DATASET EXCERPTS -
** Start **
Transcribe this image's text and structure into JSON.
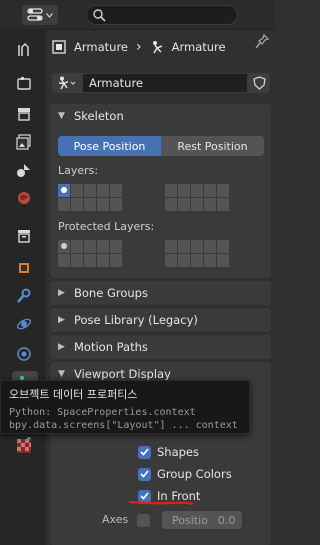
{
  "header": {
    "search_placeholder": ""
  },
  "breadcrumb": {
    "object_name": "Armature",
    "data_name": "Armature"
  },
  "datablock": {
    "name": "Armature"
  },
  "skeleton_panel": {
    "title": "Skeleton",
    "pose_position_label": "Pose Position",
    "rest_position_label": "Rest Position",
    "selected_position": "Pose Position",
    "layers_label": "Layers:",
    "protected_layers_label": "Protected Layers:"
  },
  "panels": {
    "bone_groups": "Bone Groups",
    "pose_library": "Pose Library (Legacy)",
    "motion_paths": "Motion Paths",
    "viewport_display": "Viewport Display"
  },
  "viewport_display": {
    "shapes_label": "Shapes",
    "shapes_checked": true,
    "group_colors_label": "Group Colors",
    "group_colors_checked": true,
    "in_front_label": "In Front",
    "in_front_checked": true,
    "axes_label": "Axes",
    "axes_checked": false,
    "position_label": "Positio",
    "position_value": "0.0"
  },
  "tooltip": {
    "title": "오브젝트 데이터 프로퍼티스",
    "python_line1": "Python: SpaceProperties.context",
    "python_line2": "bpy.data.screens[\"Layout\"] ... context"
  },
  "colors": {
    "accent": "#4772b3",
    "annotation": "#e0201c",
    "active_tab_icon": "#3ec5a0"
  }
}
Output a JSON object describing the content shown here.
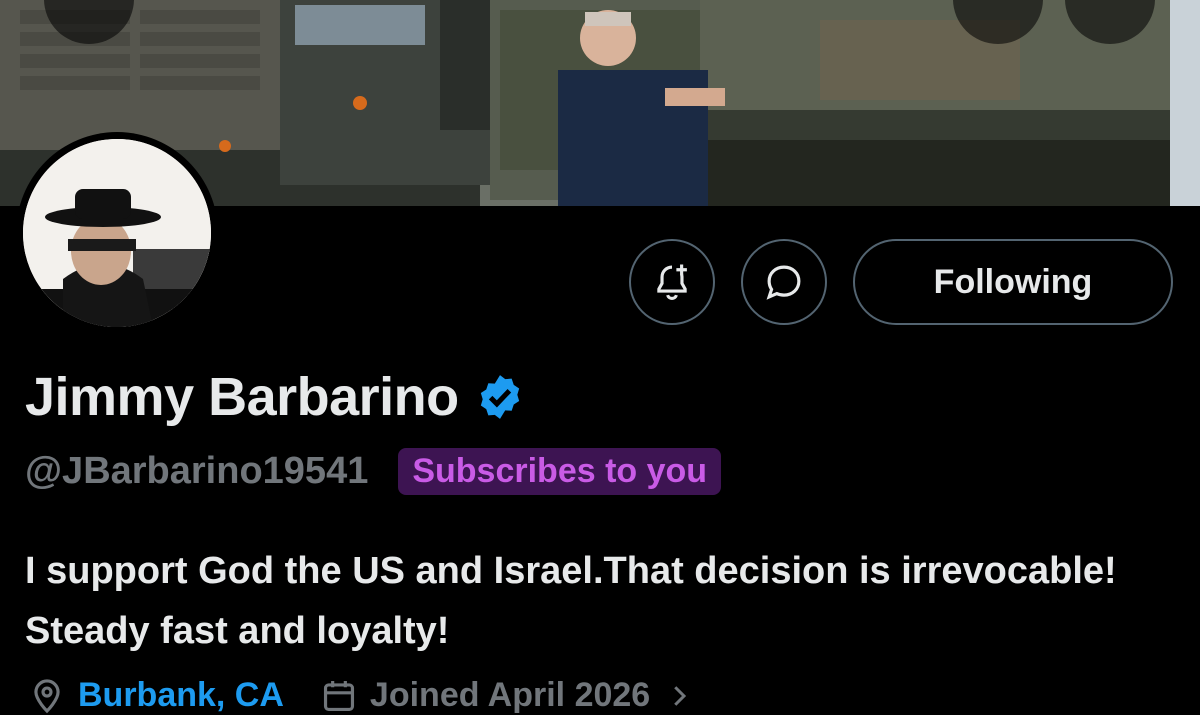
** End **
EXERCISE DIRECTIONS - Set down all the entries exactly as they appear, but skip any pictures.

FINISHED EXERCISE -
Transcribe this image's text and structure into JSON.
{
  "header": {
    "search_placeholder": ""
  },
  "breadcrumb": {
    "object_name": "Armature",
    "data_name": "Armature"
  },
  "datablock": {
    "name": "Armature"
  },
  "skeleton_panel": {
    "title": "Skeleton",
    "pose_position_label": "Pose Position",
    "rest_position_label": "Rest Position",
    "selected_position": "Pose Position",
    "layers_label": "Layers:",
    "protected_layers_label": "Protected Layers:"
  },
  "panels": {
    "bone_groups": "Bone Groups",
    "pose_library": "Pose Library (Legacy)",
    "motion_paths": "Motion Paths",
    "viewport_display": "Viewport Display"
  },
  "viewport_display": {
    "shapes_label": "Shapes",
    "shapes_checked": true,
    "group_colors_label": "Group Colors",
    "group_colors_checked": true,
    "in_front_label": "In Front",
    "in_front_checked": true,
    "axes_label": "Axes",
    "axes_checked": false,
    "position_label": "Positio",
    "position_value": "0.0"
  },
  "tooltip": {
    "title": "오브젝트 데이터 프로퍼티스",
    "python_line1": "Python: SpaceProperties.context",
    "python_line2": "bpy.data.screens[\"Layout\"] ... context"
  },
  "colors": {
    "accent": "#4772b3",
    "annotation": "#e0201c",
    "active_tab_icon": "#3ec5a0"
  }
}
Output a JSON object describing the content shown here.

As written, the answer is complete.